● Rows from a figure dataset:
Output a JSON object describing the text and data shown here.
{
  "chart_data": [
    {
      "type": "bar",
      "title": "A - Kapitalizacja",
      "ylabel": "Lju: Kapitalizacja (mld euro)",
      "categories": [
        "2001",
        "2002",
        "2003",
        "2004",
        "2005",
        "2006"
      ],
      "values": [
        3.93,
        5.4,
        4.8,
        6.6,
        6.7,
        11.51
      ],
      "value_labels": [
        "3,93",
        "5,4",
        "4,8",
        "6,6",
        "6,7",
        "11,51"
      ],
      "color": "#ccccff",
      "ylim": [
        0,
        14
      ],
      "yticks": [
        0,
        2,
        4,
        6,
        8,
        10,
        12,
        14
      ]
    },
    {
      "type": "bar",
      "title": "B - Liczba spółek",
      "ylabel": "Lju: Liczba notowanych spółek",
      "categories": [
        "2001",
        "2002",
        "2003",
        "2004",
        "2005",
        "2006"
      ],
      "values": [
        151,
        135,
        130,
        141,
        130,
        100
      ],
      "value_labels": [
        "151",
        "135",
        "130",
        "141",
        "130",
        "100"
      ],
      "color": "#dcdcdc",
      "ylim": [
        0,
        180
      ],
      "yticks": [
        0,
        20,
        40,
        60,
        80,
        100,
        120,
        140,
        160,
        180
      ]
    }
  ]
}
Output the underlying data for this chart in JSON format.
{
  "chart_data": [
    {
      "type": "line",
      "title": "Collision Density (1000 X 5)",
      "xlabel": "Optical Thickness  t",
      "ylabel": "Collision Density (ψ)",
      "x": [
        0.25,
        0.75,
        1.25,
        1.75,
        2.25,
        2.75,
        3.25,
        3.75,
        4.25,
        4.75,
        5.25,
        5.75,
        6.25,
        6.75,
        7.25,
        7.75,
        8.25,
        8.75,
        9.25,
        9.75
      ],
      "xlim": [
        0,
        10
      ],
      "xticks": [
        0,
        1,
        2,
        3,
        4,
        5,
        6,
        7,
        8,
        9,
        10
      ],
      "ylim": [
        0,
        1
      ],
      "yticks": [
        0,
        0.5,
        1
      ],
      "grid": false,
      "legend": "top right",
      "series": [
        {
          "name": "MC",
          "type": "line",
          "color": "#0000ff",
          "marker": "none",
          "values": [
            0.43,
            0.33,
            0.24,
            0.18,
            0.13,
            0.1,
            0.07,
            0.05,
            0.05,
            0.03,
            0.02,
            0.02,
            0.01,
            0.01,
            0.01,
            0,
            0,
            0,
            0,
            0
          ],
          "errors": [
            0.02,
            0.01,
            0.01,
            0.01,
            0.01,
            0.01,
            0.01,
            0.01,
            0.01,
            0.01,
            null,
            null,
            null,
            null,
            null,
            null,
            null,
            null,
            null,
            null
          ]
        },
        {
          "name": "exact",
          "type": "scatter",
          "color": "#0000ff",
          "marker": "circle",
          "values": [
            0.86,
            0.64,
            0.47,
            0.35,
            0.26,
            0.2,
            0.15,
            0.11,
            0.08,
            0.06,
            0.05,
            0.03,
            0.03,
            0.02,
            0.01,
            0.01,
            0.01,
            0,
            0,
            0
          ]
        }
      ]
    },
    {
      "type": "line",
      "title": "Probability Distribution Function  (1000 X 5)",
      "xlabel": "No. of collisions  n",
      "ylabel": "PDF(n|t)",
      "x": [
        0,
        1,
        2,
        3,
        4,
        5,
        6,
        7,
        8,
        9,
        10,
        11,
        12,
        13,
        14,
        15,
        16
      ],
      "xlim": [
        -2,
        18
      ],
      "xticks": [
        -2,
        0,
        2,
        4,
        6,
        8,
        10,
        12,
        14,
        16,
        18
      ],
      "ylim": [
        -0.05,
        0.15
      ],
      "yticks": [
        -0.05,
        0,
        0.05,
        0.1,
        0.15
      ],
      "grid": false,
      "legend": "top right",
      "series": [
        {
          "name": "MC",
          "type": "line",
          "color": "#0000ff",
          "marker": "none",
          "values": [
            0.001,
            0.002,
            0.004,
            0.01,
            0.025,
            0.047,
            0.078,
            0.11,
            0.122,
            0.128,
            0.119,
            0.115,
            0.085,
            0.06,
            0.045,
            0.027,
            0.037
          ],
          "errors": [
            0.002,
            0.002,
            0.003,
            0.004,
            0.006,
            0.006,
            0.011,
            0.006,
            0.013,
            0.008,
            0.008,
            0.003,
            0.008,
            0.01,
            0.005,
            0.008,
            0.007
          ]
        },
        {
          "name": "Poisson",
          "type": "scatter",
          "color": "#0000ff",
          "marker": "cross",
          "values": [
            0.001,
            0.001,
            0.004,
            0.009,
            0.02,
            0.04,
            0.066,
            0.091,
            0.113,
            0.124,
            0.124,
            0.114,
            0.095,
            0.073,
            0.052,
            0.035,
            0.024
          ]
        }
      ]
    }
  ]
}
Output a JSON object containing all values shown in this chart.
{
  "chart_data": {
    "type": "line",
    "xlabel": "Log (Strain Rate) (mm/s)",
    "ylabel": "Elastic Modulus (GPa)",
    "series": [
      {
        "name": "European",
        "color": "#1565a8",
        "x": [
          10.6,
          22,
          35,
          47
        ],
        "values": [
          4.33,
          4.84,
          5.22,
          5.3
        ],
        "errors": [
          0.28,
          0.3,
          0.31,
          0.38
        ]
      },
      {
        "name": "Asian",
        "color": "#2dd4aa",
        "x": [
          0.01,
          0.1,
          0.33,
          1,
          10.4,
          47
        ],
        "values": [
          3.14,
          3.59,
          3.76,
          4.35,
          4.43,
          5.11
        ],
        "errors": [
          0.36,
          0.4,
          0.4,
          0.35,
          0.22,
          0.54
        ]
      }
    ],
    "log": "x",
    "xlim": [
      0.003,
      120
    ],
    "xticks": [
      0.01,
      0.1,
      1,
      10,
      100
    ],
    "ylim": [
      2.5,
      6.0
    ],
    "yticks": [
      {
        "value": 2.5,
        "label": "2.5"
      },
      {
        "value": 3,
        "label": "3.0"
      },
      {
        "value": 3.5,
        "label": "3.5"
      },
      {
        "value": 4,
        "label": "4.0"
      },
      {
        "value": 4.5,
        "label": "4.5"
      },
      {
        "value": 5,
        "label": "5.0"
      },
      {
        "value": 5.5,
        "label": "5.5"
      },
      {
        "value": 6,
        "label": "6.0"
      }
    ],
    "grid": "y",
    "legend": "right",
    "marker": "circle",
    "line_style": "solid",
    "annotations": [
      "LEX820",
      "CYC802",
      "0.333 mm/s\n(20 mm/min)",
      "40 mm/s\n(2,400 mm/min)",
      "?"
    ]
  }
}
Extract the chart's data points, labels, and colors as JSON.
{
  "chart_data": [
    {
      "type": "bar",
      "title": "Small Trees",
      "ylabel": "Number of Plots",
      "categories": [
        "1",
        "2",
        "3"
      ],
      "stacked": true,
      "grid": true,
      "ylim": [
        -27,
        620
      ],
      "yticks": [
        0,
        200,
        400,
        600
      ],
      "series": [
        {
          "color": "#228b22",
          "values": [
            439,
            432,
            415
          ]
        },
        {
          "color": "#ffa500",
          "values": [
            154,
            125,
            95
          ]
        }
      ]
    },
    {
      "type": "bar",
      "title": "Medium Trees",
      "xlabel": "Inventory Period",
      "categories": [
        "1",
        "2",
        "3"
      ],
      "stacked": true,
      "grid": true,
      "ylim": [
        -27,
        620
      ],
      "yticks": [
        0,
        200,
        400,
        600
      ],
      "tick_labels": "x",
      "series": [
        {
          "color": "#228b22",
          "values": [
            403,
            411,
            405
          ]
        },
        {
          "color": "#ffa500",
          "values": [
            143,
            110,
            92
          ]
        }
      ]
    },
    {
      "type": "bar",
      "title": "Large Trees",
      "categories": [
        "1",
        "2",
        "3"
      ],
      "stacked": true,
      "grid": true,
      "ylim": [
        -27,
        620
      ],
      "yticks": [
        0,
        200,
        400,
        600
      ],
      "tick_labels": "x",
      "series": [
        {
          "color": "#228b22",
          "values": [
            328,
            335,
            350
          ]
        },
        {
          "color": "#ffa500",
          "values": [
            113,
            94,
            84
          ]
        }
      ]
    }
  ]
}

● Task directions: Determine the number of lines in the listing that contain the string "spółek". Write that number and nothing else.

● Exercise solution: 2